_WORK REQUIRED_
Filter the records, keeping every line that has the string "Elevated".

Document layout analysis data
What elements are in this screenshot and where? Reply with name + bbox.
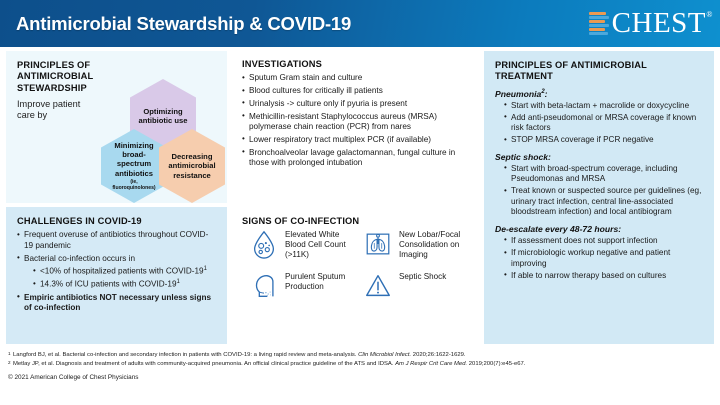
treatment-group-heading-pneumonia: Pneumonia2: [495, 89, 704, 99]
head-sputum-icon [249, 271, 279, 301]
hexagon-cluster: Optimizing antibiotic use Minimizing bro… [101, 79, 225, 199]
treatment-list-pneumonia: Start with beta-lactam + macrolide or do… [504, 101, 704, 146]
footnote-marker: 1 [204, 266, 207, 272]
signs-title: SIGNS OF CO-INFECTION [242, 216, 470, 227]
challenges-list: Frequent overuse of antibiotics througho… [17, 230, 217, 313]
panel-principles-stewardship: PRINCIPLES OF ANTIMICROBIAL STEWARDSHIP … [6, 51, 227, 203]
list-item: 14.3% of ICU patients with COVID-191 [33, 279, 217, 290]
footnotes-area: 1Langford BJ, et al. Bacterial co-infect… [0, 348, 720, 405]
list-item: Methicillin-resistant Staphylococcus aur… [242, 112, 470, 133]
hexagon-label: Minimizing broad-spectrum antibiotics (i… [101, 141, 167, 191]
principles-lead: Improve patient care by [17, 99, 96, 122]
footnote-marker: 1 [177, 279, 180, 285]
hexagon-label: Decreasing antimicrobial resistance [159, 152, 225, 179]
registered-mark: ® [706, 11, 713, 19]
chest-logo-mark-icon [589, 11, 609, 37]
sign-septic-shock: Septic Shock [363, 271, 471, 301]
list-item: Sputum Gram stain and culture [242, 73, 470, 83]
sign-new-consolidation: New Lobar/Focal Consolidation on Imaging [363, 229, 471, 261]
sign-purulent-sputum: Purulent Sputum Production [249, 271, 357, 301]
treatment-list-de-escalate: If assessment does not support infection… [504, 236, 704, 281]
footnote-journal: Am J Respir Crit Care Med. [395, 361, 467, 367]
investigations-list: Sputum Gram stain and culture Blood cult… [242, 73, 470, 168]
principles-title: PRINCIPLES OF ANTIMICROBIAL STEWARDSHIP [17, 60, 96, 94]
group-heading-label: Pneumonia [495, 89, 541, 99]
sign-label: New Lobar/Focal Consolidation on Imaging [399, 229, 471, 261]
footnote-1: 1Langford BJ, et al. Bacterial co-infect… [8, 352, 712, 360]
list-item: If able to narrow therapy based on cultu… [504, 271, 704, 282]
list-item: Start with beta-lactam + macrolide or do… [504, 101, 704, 112]
list-item-label: <10% of hospitalized patients with COVID… [40, 267, 204, 276]
list-item: Empiric antibiotics NOT necessary unless… [17, 293, 217, 314]
header-bar: Antimicrobial Stewardship & COVID-19 CHE… [0, 0, 720, 47]
list-item: <10% of hospitalized patients with COVID… [33, 266, 217, 277]
footnote-marker: 2 [8, 360, 11, 366]
infographic-page: Antimicrobial Stewardship & COVID-19 CHE… [0, 0, 720, 405]
chest-logo: CHEST® [589, 9, 706, 38]
footnote-marker: 1 [8, 351, 11, 357]
treatment-title: PRINCIPLES OF ANTIMICROBIAL TREATMENT [495, 60, 704, 83]
blood-drop-icon [249, 229, 279, 259]
signs-grid: Elevated White Blood Cell Count (>11K) N… [249, 229, 471, 301]
list-item: If microbiologic workup negative and pat… [504, 248, 704, 269]
list-item: Treat known or suspected source per guid… [504, 186, 704, 218]
footnote-2: 2Metlay JP, et al. Diagnosis and treatme… [8, 361, 712, 369]
lungs-xray-icon [363, 229, 393, 259]
treatment-list-septic-shock: Start with broad-spectrum coverage, incl… [504, 164, 704, 218]
hexagon-sublabel: (ie, fluoroquinolones) [105, 179, 163, 191]
panel-challenges-covid19: CHALLENGES IN COVID-19 Frequent overuse … [6, 207, 227, 344]
sign-label: Purulent Sputum Production [285, 271, 357, 292]
challenges-title: CHALLENGES IN COVID-19 [17, 216, 217, 227]
warning-triangle-icon [363, 271, 393, 301]
list-item: STOP MRSA coverage if PCR negative [504, 135, 704, 146]
list-item: Blood cultures for critically ill patien… [242, 86, 470, 96]
group-heading-suffix: : [545, 89, 548, 99]
page-title: Antimicrobial Stewardship & COVID-19 [16, 13, 351, 35]
footnote-text: Langford BJ, et al. Bacterial co-infecti… [13, 352, 358, 358]
panel-treatment-principles: PRINCIPLES OF ANTIMICROBIAL TREATMENT Pn… [484, 51, 714, 344]
list-item: Lower respiratory tract multiplex PCR (i… [242, 135, 470, 145]
sign-label: Elevated White Blood Cell Count (>11K) [285, 229, 357, 261]
list-item: Start with broad-spectrum coverage, incl… [504, 164, 704, 185]
panel-investigations: INVESTIGATIONS Sputum Gram stain and cul… [231, 51, 480, 203]
list-item-label: 14.3% of ICU patients with COVID-19 [40, 280, 177, 289]
footnote-tail: 2019;200(7):e45-e67. [467, 361, 525, 367]
copyright-text: © 2021 American College of Chest Physici… [8, 374, 712, 381]
challenges-sublist: <10% of hospitalized patients with COVID… [33, 266, 217, 290]
list-item: Bacterial co-infection occurs in <10% of… [17, 254, 217, 291]
footnote-text: Metlay JP, et al. Diagnosis and treatmen… [13, 361, 395, 367]
treatment-group-heading-septic-shock: Septic shock: [495, 152, 704, 162]
chest-logo-text: CHEST [612, 7, 706, 39]
list-item: If assessment does not support infection [504, 236, 704, 247]
investigations-title: INVESTIGATIONS [242, 59, 470, 70]
chest-logo-wordmark: CHEST® [612, 9, 706, 38]
hexagon-label-main: Minimizing broad-spectrum antibiotics [105, 141, 163, 177]
footnote-journal: Clin Microbiol Infect. [358, 352, 411, 358]
list-item: Urinalysis -> culture only if pyuria is … [242, 99, 470, 109]
list-item: Add anti-pseudomonal or MRSA coverage if… [504, 113, 704, 134]
list-item: Frequent overuse of antibiotics througho… [17, 230, 217, 251]
list-item-label: Bacterial co-infection occurs in [24, 254, 135, 263]
list-item: Bronchoalveolar lavage galactomannan, fu… [242, 148, 470, 169]
panel-signs-of-coinfection: SIGNS OF CO-INFECTION Elevated White Blo… [231, 207, 480, 344]
footnote-tail: 2020;26:1622-1629. [411, 352, 465, 358]
treatment-group-heading-de-escalate: De-escalate every 48-72 hours: [495, 224, 704, 234]
sign-label: Septic Shock [399, 271, 446, 282]
sign-elevated-wbc: Elevated White Blood Cell Count (>11K) [249, 229, 357, 261]
content-area: PRINCIPLES OF ANTIMICROBIAL STEWARDSHIP … [0, 47, 720, 348]
hexagon-label: Optimizing antibiotic use [130, 107, 196, 125]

_PROBLEM SOLUTION_
signs-grid: Elevated White Blood Cell Count (>11K) N… [249, 229, 471, 301]
sign-label: Elevated White Blood Cell Count (>11K) [285, 229, 357, 261]
panel-signs-of-coinfection: SIGNS OF CO-INFECTION Elevated White Blo… [231, 207, 480, 344]
sign-elevated-wbc: Elevated White Blood Cell Count (>11K) [249, 229, 357, 261]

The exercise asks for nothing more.